→ **BRIEF**
From the records below, pull each line that has "LAMB".
=== INFORMATION PROVIDED ===
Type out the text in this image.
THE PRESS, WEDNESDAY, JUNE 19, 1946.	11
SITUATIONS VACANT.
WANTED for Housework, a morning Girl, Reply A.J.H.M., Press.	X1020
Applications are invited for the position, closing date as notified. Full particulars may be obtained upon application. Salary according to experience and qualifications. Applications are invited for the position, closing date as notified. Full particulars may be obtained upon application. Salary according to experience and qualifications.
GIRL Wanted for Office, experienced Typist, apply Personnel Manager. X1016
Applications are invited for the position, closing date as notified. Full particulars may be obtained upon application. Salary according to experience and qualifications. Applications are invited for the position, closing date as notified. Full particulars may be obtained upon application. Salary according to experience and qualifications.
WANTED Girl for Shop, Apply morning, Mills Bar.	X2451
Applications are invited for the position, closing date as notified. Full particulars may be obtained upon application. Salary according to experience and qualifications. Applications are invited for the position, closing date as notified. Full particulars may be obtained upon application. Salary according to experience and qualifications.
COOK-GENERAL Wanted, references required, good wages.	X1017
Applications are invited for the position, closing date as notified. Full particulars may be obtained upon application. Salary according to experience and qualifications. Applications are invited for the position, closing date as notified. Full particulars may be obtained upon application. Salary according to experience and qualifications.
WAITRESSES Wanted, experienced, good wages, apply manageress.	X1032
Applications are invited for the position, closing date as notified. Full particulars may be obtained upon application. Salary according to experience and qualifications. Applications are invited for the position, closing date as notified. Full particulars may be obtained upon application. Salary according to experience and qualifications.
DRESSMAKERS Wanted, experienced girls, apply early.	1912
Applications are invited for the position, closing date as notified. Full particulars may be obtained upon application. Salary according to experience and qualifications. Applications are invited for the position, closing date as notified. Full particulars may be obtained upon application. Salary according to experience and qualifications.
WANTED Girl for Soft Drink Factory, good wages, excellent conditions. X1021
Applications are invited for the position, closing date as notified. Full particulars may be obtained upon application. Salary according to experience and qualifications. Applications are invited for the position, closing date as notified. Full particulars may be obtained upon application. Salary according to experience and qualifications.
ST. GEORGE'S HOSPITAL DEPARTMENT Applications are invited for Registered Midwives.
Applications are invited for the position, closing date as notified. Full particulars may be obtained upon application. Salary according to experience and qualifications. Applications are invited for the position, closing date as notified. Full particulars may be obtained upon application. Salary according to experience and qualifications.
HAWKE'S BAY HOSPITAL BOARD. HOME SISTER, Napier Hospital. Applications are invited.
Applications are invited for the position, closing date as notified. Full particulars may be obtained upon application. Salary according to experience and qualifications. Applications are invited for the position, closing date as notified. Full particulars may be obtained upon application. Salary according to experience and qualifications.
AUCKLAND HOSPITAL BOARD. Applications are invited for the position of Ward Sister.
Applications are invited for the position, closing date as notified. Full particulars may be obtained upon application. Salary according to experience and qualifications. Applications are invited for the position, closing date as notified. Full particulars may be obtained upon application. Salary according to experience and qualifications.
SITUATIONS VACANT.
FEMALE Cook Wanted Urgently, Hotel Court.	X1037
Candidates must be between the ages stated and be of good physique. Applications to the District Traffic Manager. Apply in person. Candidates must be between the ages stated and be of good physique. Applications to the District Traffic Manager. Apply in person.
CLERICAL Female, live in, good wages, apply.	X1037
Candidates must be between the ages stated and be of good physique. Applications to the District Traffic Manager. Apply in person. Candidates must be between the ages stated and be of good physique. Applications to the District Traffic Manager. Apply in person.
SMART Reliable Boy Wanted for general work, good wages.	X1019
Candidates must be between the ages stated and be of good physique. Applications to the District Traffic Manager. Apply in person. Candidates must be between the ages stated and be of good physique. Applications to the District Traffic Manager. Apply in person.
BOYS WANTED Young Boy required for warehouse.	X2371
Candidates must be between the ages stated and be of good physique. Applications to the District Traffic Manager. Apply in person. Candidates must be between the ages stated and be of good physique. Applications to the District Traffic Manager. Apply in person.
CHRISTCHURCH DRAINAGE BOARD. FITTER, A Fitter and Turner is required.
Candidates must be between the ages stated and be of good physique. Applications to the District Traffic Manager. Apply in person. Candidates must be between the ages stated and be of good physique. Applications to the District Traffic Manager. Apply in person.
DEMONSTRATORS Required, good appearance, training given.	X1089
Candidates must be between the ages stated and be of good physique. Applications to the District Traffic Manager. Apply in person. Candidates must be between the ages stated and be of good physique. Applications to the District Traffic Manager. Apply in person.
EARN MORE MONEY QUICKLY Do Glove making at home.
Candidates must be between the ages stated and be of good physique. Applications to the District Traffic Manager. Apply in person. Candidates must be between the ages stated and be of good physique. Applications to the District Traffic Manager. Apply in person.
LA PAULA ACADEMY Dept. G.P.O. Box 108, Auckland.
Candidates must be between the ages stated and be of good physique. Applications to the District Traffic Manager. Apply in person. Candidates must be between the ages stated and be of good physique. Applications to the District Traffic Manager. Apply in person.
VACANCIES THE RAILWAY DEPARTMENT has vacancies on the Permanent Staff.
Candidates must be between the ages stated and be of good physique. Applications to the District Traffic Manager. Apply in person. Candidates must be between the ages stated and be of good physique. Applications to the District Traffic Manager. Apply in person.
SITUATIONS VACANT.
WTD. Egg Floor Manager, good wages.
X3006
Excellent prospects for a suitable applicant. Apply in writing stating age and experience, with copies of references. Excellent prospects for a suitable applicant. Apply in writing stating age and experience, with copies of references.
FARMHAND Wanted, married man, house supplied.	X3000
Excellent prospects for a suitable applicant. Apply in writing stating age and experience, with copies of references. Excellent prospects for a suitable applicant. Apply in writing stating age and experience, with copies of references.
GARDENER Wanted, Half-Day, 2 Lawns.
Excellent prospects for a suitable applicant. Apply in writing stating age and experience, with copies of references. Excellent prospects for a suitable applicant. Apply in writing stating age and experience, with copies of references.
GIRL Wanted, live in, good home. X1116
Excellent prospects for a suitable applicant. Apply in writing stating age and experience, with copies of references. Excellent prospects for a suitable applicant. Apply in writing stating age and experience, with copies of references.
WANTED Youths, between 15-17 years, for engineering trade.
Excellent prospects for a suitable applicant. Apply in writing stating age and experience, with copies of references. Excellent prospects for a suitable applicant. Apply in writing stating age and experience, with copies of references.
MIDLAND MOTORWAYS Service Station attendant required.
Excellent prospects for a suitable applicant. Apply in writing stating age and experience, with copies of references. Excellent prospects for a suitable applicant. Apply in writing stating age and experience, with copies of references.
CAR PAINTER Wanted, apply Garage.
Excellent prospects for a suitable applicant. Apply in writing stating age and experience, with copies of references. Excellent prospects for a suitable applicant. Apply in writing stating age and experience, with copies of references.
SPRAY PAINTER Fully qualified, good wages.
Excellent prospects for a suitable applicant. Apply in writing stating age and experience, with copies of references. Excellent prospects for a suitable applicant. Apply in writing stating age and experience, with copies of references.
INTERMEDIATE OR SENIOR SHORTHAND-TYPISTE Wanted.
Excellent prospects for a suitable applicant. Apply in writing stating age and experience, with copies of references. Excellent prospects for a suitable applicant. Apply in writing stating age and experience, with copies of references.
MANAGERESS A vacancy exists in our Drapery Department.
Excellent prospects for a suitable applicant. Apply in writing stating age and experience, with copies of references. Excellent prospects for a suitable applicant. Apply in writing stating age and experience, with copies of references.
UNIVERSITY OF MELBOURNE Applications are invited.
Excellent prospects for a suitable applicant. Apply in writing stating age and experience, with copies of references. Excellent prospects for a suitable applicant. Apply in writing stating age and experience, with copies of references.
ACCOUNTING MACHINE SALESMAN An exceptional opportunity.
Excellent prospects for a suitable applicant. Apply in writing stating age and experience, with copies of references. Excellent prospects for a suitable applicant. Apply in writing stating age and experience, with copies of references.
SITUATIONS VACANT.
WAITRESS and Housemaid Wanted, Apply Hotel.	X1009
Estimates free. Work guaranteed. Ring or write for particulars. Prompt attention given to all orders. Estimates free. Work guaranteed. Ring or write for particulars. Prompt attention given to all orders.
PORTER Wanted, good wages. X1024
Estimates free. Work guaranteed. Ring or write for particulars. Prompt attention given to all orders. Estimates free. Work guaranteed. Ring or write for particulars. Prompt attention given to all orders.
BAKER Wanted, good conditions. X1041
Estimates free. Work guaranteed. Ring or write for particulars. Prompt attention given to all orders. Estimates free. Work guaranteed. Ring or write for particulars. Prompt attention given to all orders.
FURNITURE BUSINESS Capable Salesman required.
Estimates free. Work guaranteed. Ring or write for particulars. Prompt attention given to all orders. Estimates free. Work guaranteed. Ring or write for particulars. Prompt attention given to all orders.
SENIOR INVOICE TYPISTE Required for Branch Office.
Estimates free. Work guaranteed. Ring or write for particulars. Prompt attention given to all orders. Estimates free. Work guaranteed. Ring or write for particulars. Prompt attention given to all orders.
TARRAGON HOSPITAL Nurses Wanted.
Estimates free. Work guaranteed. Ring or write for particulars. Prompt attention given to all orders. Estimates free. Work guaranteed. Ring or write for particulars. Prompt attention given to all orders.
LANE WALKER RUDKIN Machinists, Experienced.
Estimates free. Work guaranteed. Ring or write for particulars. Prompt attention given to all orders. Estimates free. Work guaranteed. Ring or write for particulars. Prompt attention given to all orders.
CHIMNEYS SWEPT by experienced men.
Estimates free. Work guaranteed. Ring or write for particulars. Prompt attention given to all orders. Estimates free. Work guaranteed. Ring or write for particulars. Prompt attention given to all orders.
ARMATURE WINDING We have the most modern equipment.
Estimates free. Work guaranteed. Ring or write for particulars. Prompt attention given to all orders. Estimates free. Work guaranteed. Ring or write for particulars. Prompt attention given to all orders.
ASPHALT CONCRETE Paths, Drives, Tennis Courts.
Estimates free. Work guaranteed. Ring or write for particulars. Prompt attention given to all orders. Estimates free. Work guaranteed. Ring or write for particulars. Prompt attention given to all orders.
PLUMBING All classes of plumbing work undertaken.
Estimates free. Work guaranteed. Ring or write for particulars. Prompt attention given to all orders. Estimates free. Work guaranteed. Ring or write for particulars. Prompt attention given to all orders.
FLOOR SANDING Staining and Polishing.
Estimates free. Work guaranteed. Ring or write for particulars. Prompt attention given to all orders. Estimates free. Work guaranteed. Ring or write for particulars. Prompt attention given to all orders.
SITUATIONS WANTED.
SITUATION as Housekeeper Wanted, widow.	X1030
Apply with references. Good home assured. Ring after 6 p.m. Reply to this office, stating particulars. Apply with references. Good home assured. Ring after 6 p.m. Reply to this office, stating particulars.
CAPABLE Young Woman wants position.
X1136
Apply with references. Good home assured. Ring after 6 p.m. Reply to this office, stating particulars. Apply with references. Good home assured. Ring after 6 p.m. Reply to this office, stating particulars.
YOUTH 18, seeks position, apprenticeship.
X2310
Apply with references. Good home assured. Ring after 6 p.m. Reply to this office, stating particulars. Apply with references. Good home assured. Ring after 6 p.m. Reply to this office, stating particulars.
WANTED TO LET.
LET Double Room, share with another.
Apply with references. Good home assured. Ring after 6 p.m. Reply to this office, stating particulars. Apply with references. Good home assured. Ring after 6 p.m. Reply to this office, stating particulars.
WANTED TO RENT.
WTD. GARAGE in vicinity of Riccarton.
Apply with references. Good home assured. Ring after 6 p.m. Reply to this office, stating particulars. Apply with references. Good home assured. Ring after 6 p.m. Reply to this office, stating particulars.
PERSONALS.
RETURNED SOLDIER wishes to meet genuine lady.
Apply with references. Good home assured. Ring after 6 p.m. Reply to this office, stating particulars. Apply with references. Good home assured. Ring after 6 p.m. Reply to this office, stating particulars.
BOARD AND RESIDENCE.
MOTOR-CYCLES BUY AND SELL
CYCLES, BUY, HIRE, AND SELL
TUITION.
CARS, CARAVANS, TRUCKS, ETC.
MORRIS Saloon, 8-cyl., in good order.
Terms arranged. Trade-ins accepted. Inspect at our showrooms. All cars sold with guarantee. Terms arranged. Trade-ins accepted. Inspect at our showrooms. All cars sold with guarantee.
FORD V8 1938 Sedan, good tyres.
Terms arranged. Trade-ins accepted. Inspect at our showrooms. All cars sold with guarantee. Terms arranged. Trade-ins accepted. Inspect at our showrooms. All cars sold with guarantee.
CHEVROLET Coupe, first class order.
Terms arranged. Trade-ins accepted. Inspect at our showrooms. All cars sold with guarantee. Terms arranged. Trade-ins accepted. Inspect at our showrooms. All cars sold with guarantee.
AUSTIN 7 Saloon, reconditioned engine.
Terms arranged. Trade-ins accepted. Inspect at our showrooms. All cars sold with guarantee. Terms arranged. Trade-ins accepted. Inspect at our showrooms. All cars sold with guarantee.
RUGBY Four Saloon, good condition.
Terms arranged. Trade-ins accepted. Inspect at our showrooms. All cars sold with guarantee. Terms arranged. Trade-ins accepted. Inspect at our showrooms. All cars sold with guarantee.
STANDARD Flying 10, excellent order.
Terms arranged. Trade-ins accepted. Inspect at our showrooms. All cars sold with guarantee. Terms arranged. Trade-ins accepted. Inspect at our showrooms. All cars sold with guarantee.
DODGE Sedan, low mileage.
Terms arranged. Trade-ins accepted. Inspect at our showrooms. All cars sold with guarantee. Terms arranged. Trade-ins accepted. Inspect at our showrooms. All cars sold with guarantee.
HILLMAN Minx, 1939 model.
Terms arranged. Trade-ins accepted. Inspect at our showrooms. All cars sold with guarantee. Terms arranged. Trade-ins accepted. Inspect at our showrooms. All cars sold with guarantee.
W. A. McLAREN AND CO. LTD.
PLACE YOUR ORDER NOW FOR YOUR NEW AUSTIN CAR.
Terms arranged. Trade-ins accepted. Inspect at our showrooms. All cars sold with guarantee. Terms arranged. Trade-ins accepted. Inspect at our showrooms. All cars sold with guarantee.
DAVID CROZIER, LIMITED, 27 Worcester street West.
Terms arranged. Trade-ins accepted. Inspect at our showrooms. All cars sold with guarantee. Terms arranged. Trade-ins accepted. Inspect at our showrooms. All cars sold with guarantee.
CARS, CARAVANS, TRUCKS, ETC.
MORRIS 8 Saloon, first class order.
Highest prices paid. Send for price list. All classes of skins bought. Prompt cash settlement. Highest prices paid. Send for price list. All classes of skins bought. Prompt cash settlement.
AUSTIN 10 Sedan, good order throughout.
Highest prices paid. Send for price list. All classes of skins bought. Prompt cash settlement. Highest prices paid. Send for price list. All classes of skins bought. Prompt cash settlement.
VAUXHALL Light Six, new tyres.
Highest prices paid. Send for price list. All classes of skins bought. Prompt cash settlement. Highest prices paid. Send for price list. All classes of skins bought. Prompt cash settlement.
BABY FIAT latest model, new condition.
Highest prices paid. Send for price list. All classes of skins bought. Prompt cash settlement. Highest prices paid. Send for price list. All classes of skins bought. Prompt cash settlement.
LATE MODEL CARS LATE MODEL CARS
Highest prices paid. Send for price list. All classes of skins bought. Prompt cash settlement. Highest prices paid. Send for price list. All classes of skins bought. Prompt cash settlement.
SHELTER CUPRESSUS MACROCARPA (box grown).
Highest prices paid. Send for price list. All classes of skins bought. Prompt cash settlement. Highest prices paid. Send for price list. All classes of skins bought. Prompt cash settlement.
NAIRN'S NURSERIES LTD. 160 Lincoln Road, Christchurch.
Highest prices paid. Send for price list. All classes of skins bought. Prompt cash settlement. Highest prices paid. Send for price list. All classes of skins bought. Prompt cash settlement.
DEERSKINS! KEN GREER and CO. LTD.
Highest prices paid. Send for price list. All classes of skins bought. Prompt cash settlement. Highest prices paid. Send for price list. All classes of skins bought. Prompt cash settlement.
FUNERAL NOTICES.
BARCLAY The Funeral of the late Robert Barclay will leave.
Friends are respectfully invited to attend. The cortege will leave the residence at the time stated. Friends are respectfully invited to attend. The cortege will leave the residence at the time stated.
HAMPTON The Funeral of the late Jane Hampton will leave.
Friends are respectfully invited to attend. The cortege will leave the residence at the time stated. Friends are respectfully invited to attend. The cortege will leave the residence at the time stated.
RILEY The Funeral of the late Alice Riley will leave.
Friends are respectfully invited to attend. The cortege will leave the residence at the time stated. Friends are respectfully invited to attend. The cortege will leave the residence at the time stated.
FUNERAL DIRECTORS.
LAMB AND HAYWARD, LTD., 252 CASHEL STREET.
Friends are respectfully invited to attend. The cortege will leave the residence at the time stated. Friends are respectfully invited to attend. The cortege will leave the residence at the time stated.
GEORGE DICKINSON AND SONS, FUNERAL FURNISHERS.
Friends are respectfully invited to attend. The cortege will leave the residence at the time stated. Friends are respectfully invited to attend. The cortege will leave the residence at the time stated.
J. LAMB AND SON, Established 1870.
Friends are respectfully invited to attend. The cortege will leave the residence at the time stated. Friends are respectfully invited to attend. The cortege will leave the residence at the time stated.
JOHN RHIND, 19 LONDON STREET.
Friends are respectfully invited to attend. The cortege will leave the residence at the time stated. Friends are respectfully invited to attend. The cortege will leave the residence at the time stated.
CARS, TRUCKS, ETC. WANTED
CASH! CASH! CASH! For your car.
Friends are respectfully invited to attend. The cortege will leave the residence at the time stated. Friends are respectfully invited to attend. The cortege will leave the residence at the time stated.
===
→ **WRITTEN RESPONSE**
LAMB AND HAYWARD, LTD., 252 CASHEL STREET.
J. LAMB AND SON, Established 1870.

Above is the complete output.